Figure contents as structured data
====
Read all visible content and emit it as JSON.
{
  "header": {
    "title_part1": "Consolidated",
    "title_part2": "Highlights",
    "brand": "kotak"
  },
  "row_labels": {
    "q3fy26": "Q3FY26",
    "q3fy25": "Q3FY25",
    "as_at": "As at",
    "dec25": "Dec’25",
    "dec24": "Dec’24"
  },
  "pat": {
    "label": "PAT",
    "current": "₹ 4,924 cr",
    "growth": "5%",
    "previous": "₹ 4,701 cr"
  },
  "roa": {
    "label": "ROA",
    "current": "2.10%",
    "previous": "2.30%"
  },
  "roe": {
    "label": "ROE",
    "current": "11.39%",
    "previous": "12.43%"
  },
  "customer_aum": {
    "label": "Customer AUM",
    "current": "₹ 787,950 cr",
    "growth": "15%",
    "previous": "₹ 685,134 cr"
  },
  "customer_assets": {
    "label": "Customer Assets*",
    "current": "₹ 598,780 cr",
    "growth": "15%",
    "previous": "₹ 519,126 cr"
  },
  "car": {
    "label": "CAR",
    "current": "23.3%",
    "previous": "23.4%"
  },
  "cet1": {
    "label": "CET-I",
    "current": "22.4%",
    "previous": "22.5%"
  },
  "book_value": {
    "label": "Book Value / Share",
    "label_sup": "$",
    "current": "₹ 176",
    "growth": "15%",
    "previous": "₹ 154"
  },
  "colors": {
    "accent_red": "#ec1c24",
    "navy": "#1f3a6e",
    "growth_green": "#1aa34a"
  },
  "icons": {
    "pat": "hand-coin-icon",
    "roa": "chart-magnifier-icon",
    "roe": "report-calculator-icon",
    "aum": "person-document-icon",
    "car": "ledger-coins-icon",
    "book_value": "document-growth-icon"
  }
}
====
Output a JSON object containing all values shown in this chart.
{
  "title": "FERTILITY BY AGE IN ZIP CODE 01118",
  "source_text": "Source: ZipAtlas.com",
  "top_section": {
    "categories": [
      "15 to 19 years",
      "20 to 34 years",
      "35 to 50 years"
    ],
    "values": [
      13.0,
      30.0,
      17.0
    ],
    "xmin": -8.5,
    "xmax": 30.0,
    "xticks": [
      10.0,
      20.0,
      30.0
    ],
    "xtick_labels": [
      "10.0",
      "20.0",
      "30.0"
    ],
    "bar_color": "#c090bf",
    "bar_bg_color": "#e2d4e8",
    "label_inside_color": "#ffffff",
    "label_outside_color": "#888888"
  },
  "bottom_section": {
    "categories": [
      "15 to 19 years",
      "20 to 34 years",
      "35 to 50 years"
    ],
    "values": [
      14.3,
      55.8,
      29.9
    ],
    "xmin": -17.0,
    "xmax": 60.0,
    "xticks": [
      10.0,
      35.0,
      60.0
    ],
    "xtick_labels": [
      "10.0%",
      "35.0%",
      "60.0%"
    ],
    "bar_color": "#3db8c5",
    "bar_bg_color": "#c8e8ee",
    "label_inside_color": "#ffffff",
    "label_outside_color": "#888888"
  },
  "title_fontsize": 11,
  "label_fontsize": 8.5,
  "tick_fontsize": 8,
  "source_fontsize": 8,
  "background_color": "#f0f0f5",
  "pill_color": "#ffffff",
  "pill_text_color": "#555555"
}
====
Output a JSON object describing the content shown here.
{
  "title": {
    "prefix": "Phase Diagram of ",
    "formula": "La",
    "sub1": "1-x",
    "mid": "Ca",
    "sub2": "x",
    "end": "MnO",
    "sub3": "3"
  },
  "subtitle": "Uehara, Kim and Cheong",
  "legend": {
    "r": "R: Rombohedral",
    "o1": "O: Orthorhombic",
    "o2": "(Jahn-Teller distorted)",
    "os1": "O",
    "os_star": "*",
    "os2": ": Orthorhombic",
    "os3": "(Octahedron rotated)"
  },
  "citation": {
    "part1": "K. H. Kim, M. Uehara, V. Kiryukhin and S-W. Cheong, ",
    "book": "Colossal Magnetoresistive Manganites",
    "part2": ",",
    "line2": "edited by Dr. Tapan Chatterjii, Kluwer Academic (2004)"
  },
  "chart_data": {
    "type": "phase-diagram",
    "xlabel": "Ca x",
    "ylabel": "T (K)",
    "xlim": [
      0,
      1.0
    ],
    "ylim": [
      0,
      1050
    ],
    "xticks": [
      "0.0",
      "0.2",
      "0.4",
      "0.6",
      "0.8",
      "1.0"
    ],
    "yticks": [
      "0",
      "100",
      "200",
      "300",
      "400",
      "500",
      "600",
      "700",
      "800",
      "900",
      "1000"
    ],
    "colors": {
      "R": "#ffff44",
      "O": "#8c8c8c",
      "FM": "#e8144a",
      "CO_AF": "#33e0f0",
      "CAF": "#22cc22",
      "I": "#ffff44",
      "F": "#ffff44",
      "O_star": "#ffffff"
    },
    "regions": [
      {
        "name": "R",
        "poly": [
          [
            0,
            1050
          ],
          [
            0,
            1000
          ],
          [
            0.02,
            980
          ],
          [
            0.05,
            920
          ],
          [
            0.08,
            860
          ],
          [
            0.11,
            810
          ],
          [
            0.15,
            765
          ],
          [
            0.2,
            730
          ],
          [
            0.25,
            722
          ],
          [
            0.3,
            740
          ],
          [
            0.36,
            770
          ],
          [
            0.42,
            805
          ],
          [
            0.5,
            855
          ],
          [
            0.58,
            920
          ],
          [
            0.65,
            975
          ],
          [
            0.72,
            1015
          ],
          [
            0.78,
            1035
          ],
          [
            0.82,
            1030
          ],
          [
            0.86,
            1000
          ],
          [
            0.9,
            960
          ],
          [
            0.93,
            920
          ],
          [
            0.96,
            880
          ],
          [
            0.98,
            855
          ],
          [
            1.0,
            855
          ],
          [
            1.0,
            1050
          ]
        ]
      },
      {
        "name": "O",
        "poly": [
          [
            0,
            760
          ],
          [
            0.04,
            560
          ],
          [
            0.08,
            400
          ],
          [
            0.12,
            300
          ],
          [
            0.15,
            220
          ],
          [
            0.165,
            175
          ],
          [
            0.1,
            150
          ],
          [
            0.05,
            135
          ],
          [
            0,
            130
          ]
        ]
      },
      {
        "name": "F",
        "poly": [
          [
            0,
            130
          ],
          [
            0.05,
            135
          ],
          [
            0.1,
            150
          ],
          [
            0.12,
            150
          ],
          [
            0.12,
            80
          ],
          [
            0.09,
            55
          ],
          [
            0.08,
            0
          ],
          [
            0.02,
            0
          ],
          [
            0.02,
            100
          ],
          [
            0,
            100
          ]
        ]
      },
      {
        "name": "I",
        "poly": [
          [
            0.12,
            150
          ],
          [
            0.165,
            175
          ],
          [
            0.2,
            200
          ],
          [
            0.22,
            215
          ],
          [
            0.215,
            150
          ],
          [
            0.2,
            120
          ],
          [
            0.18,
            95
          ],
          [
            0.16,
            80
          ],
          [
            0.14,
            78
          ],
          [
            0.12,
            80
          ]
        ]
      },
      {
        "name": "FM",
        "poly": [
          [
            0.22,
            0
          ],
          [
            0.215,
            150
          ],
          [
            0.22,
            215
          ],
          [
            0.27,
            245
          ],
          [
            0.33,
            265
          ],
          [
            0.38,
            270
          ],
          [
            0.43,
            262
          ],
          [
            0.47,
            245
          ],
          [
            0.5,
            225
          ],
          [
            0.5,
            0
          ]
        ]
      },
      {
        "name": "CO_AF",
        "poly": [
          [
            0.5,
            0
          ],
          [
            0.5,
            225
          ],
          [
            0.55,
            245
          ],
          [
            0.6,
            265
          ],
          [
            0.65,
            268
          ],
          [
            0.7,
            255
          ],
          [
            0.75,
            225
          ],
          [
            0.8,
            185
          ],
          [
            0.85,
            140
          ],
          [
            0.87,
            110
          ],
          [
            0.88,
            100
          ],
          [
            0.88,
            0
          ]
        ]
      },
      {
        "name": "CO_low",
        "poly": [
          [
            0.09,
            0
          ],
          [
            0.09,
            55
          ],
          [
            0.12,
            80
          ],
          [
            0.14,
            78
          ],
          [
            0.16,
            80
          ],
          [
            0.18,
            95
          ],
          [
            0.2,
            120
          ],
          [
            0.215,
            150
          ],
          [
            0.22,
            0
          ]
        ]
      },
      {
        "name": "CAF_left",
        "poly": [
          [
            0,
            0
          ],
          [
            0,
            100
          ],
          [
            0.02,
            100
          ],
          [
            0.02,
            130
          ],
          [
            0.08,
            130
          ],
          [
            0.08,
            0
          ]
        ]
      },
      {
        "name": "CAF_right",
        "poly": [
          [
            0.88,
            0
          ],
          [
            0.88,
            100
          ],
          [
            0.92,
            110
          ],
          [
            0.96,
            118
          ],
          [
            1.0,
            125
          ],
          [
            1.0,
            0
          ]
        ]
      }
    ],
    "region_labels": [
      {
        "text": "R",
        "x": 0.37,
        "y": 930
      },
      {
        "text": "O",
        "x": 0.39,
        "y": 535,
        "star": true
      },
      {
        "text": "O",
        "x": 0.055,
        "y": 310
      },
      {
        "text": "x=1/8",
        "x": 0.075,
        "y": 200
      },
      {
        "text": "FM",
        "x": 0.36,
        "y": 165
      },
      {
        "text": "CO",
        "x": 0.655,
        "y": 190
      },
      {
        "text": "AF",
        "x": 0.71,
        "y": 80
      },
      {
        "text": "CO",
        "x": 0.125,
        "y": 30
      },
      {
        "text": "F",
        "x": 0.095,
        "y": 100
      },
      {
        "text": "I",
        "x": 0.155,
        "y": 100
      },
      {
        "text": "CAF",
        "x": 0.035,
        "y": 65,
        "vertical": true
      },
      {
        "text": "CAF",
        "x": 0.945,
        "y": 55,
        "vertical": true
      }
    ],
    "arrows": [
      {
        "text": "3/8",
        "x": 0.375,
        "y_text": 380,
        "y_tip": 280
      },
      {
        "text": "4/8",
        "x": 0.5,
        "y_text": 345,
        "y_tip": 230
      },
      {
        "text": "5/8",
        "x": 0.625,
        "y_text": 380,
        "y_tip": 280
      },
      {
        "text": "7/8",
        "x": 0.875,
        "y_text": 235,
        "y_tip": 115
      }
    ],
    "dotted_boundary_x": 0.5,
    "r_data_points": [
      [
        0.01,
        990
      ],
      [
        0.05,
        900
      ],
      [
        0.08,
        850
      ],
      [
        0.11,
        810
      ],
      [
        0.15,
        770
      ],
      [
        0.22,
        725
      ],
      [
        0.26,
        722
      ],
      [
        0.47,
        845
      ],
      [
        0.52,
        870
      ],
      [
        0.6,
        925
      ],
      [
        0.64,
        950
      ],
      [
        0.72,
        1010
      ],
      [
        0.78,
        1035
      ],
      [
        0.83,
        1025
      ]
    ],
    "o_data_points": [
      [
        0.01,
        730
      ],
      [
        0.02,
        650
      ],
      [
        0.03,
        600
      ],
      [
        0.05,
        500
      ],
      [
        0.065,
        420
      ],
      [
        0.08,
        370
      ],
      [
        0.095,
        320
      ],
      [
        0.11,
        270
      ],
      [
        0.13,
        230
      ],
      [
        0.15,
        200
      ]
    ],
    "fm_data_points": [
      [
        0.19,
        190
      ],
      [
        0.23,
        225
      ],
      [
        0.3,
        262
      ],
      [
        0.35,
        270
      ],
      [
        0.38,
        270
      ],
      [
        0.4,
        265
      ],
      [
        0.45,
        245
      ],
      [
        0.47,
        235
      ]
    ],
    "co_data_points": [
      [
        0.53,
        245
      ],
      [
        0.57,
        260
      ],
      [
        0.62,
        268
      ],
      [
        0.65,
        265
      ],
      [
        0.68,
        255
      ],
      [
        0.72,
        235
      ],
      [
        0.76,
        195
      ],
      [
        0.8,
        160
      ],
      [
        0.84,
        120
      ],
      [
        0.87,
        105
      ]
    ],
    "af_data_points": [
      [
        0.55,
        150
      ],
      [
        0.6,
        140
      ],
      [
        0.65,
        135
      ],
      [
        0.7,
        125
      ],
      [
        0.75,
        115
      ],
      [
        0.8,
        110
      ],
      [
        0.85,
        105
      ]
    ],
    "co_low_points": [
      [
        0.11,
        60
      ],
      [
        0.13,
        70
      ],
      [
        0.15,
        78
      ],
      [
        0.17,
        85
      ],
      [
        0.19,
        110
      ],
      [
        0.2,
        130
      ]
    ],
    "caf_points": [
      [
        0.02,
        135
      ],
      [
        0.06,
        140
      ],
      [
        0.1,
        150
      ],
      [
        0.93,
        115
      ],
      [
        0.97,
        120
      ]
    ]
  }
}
====
### TASK INSTRUCTIONS
From the data above, copy each line that has the string "previous".

### SOLUTION FOR THIS EXERCISE
    "previous": "₹ 4,701 cr"
    "previous": "2.30%"
    "previous": "12.43%"
    "previous": "₹ 685,134 cr"
    "previous": "₹ 519,126 cr"
    "previous": "23.4%"
    "previous": "22.5%"
    "previous": "₹ 154"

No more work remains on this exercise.